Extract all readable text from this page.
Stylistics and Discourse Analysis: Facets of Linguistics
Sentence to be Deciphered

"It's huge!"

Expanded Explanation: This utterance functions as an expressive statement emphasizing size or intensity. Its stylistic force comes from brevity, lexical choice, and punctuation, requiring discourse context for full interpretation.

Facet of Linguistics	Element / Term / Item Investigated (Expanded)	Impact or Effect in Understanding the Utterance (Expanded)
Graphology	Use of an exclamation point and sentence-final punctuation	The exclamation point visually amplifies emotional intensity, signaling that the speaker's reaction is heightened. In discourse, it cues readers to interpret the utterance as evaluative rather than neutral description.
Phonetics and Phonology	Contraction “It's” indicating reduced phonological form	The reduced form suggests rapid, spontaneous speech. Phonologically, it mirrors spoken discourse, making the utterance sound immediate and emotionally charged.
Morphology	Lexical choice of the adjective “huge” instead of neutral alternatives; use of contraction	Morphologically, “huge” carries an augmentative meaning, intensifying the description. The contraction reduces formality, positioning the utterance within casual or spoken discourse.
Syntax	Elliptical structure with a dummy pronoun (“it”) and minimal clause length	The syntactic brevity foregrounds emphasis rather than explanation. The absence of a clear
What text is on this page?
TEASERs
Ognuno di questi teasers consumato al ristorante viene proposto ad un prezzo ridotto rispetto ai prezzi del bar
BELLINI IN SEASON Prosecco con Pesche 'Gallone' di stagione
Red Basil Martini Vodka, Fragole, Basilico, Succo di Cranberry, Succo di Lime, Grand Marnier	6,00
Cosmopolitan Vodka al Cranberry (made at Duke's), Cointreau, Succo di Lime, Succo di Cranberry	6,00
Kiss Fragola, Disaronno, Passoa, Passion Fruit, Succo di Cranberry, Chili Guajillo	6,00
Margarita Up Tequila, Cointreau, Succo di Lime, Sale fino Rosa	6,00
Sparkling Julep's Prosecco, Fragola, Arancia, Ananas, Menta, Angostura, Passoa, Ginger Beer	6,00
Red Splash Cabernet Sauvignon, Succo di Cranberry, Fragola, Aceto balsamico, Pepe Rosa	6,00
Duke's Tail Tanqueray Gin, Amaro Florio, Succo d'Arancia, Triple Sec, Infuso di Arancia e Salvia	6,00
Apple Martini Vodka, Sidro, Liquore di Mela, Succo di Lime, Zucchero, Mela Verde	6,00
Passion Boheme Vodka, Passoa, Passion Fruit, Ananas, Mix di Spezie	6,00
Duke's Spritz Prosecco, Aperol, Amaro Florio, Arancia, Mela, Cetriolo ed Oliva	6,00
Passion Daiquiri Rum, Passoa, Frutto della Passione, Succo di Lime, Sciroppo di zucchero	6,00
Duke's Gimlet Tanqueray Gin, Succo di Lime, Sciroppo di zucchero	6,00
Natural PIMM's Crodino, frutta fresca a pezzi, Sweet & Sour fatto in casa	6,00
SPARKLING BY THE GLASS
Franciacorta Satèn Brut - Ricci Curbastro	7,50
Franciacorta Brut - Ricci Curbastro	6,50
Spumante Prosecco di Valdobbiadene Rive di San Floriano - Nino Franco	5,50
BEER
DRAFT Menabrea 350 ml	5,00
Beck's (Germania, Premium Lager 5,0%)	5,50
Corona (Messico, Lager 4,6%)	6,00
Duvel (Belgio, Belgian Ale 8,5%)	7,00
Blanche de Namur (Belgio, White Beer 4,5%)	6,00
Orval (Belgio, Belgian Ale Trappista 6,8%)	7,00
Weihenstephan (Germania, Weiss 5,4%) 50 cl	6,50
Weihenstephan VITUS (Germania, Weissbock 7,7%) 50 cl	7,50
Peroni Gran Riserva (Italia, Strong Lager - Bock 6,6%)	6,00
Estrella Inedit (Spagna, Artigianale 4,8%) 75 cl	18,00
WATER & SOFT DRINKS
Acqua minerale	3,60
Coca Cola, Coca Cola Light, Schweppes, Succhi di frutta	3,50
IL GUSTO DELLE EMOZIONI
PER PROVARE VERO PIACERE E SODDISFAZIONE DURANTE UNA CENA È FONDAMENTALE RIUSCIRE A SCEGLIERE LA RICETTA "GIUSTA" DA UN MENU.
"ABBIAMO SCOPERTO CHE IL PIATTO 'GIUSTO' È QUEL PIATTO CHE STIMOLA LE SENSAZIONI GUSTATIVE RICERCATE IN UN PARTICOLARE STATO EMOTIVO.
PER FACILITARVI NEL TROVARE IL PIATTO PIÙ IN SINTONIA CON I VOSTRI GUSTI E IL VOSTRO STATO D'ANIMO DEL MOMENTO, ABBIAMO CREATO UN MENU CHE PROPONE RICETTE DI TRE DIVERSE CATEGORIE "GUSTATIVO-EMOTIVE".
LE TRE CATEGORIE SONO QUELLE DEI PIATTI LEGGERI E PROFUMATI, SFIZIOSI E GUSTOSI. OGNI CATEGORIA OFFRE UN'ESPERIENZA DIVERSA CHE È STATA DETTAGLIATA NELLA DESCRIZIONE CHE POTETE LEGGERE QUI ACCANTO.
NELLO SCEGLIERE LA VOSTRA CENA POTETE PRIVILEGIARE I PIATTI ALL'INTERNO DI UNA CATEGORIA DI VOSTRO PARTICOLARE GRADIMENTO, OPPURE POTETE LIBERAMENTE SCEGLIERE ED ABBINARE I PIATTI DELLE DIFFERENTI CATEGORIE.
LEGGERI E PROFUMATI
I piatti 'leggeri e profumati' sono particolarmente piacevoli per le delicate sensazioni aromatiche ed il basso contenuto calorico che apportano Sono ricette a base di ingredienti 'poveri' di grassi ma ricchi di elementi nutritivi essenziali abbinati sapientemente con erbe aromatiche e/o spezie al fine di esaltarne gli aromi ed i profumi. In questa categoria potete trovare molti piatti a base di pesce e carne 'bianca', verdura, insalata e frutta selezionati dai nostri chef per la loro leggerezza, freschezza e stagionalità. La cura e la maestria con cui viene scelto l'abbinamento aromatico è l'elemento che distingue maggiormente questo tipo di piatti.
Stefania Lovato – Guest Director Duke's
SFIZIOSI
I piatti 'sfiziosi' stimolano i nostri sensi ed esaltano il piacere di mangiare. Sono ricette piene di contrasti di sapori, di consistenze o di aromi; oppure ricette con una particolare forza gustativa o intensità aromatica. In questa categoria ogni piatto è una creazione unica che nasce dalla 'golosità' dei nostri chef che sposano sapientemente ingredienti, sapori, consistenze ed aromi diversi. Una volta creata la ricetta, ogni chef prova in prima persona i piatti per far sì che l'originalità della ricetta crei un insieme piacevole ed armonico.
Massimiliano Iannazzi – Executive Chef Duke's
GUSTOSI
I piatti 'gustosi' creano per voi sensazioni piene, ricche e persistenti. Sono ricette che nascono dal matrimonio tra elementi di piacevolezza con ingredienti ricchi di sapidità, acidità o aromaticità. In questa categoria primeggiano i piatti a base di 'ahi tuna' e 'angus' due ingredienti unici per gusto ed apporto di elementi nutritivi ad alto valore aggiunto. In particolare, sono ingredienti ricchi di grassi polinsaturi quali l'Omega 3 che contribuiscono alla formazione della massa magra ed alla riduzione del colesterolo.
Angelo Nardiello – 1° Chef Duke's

=-=-=

▸ **What is being asked**
Exactly reproduce every line found in the records.

▸ **Result of the task**
Extract all readable text from this page.
Stylistics and Discourse Analysis: Facets of Linguistics
Sentence to be Deciphered

"It's huge!"

Expanded Explanation: This utterance functions as an expressive statement emphasizing size or intensity. Its stylistic force comes from brevity, lexical choice, and punctuation, requiring discourse context for full interpretation.

Facet of Linguistics	Element / Term / Item Investigated (Expanded)	Impact or Effect in Understanding the Utterance (Expanded)
Graphology	Use of an exclamation point and sentence-final punctuation	The exclamation point visually amplifies emotional intensity, signaling that the speaker's reaction is heightened. In discourse, it cues readers to interpret the utterance as evaluative rather than neutral description.
Phonetics and Phonology	Contraction “It's” indicating reduced phonological form	The reduced form suggests rapid, spontaneous speech. Phonologically, it mirrors spoken discourse, making the utterance sound immediate and emotionally charged.
Morphology	Lexical choice of the adjective “huge” instead of neutral alternatives; use of contraction	Morphologically, “huge” carries an augmentative meaning, intensifying the description. The contraction reduces formality, positioning the utterance within casual or spoken discourse.
Syntax	Elliptical structure with a dummy pronoun (“it”) and minimal clause length	The syntactic brevity foregrounds emphasis rather than explanation. The absence of a clear
What text is on this page?
TEASERs
Ognuno di questi teasers consumato al ristorante viene proposto ad un prezzo ridotto rispetto ai prezzi del bar
BELLINI IN SEASON Prosecco con Pesche 'Gallone' di stagione
Red Basil Martini Vodka, Fragole, Basilico, Succo di Cranberry, Succo di Lime, Grand Marnier	6,00
Cosmopolitan Vodka al Cranberry (made at Duke's), Cointreau, Succo di Lime, Succo di Cranberry	6,00
Kiss Fragola, Disaronno, Passoa, Passion Fruit, Succo di Cranberry, Chili Guajillo	6,00
Margarita Up Tequila, Cointreau, Succo di Lime, Sale fino Rosa	6,00
Sparkling Julep's Prosecco, Fragola, Arancia, Ananas, Menta, Angostura, Passoa, Ginger Beer	6,00
Red Splash Cabernet Sauvignon, Succo di Cranberry, Fragola, Aceto balsamico, Pepe Rosa	6,00
Duke's Tail Tanqueray Gin, Amaro Florio, Succo d'Arancia, Triple Sec, Infuso di Arancia e Salvia	6,00
Apple Martini Vodka, Sidro, Liquore di Mela, Succo di Lime, Zucchero, Mela Verde	6,00
Passion Boheme Vodka, Passoa, Passion Fruit, Ananas, Mix di Spezie	6,00
Duke's Spritz Prosecco, Aperol, Amaro Florio, Arancia, Mela, Cetriolo ed Oliva	6,00
Passion Daiquiri Rum, Passoa, Frutto della Passione, Succo di Lime, Sciroppo di zucchero	6,00
Duke's Gimlet Tanqueray Gin, Succo di Lime, Sciroppo di zucchero	6,00
Natural PIMM's Crodino, frutta fresca a pezzi, Sweet & Sour fatto in casa	6,00
SPARKLING BY THE GLASS
Franciacorta Satèn Brut - Ricci Curbastro	7,50
Franciacorta Brut - Ricci Curbastro	6,50
Spumante Prosecco di Valdobbiadene Rive di San Floriano - Nino Franco	5,50
BEER
DRAFT Menabrea 350 ml	5,00
Beck's (Germania, Premium Lager 5,0%)	5,50
Corona (Messico, Lager 4,6%)	6,00
Duvel (Belgio, Belgian Ale 8,5%)	7,00
Blanche de Namur (Belgio, White Beer 4,5%)	6,00
Orval (Belgio, Belgian Ale Trappista 6,8%)	7,00
Weihenstephan (Germania, Weiss 5,4%) 50 cl	6,50
Weihenstephan VITUS (Germania, Weissbock 7,7%) 50 cl	7,50
Peroni Gran Riserva (Italia, Strong Lager - Bock 6,6%)	6,00
Estrella Inedit (Spagna, Artigianale 4,8%) 75 cl	18,00
WATER & SOFT DRINKS
Acqua minerale	3,60
Coca Cola, Coca Cola Light, Schweppes, Succhi di frutta	3,50
IL GUSTO DELLE EMOZIONI
PER PROVARE VERO PIACERE E SODDISFAZIONE DURANTE UNA CENA È FONDAMENTALE RIUSCIRE A SCEGLIERE LA RICETTA "GIUSTA" DA UN MENU.
"ABBIAMO SCOPERTO CHE IL PIATTO 'GIUSTO' È QUEL PIATTO CHE STIMOLA LE SENSAZIONI GUSTATIVE RICERCATE IN UN PARTICOLARE STATO EMOTIVO.
PER FACILITARVI NEL TROVARE IL PIATTO PIÙ IN SINTONIA CON I VOSTRI GUSTI E IL VOSTRO STATO D'ANIMO DEL MOMENTO, ABBIAMO CREATO UN MENU CHE PROPONE RICETTE DI TRE DIVERSE CATEGORIE "GUSTATIVO-EMOTIVE".
LE TRE CATEGORIE SONO QUELLE DEI PIATTI LEGGERI E PROFUMATI, SFIZIOSI E GUSTOSI. OGNI CATEGORIA OFFRE UN'ESPERIENZA DIVERSA CHE È STATA DETTAGLIATA NELLA DESCRIZIONE CHE POTETE LEGGERE QUI ACCANTO.
NELLO SCEGLIERE LA VOSTRA CENA POTETE PRIVILEGIARE I PIATTI ALL'INTERNO DI UNA CATEGORIA DI VOSTRO PARTICOLARE GRADIMENTO, OPPURE POTETE LIBERAMENTE SCEGLIERE ED ABBINARE I PIATTI DELLE DIFFERENTI CATEGORIE.
LEGGERI E PROFUMATI
I piatti 'leggeri e profumati' sono particolarmente piacevoli per le delicate sensazioni aromatiche ed il basso contenuto calorico che apportano Sono ricette a base di ingredienti 'poveri' di grassi ma ricchi di elementi nutritivi essenziali abbinati sapientemente con erbe aromatiche e/o spezie al fine di esaltarne gli aromi ed i profumi. In questa categoria potete trovare molti piatti a base di pesce e carne 'bianca', verdura, insalata e frutta selezionati dai nostri chef per la loro leggerezza, freschezza e stagionalità. La cura e la maestria con cui viene scelto l'abbinamento aromatico è l'elemento che distingue maggiormente questo tipo di piatti.
Stefania Lovato – Guest Director Duke's
SFIZIOSI
I piatti 'sfiziosi' stimolano i nostri sensi ed esaltano il piacere di mangiare. Sono ricette piene di contrasti di sapori, di consistenze o di aromi; oppure ricette con una particolare forza gustativa o intensità aromatica. In questa categoria ogni piatto è una creazione unica che nasce dalla 'golosità' dei nostri chef che sposano sapientemente ingredienti, sapori, consistenze ed aromi diversi. Una volta creata la ricetta, ogni chef prova in prima persona i piatti per far sì che l'originalità della ricetta crei un insieme piacevole ed armonico.
Massimiliano Iannazzi – Executive Chef Duke's
GUSTOSI
I piatti 'gustosi' creano per voi sensazioni piene, ricche e persistenti. Sono ricette che nascono dal matrimonio tra elementi di piacevolezza con ingredienti ricchi di sapidità, acidità o aromaticità. In questa categoria primeggiano i piatti a base di 'ahi tuna' e 'angus' due ingredienti unici per gusto ed apporto di elementi nutritivi ad alto valore aggiunto. In particolare, sono ingredienti ricchi di grassi polinsaturi quali l'Omega 3 che contribuiscono alla formazione della massa magra ed alla riduzione del colesterolo.
Angelo Nardiello – 1° Chef Duke's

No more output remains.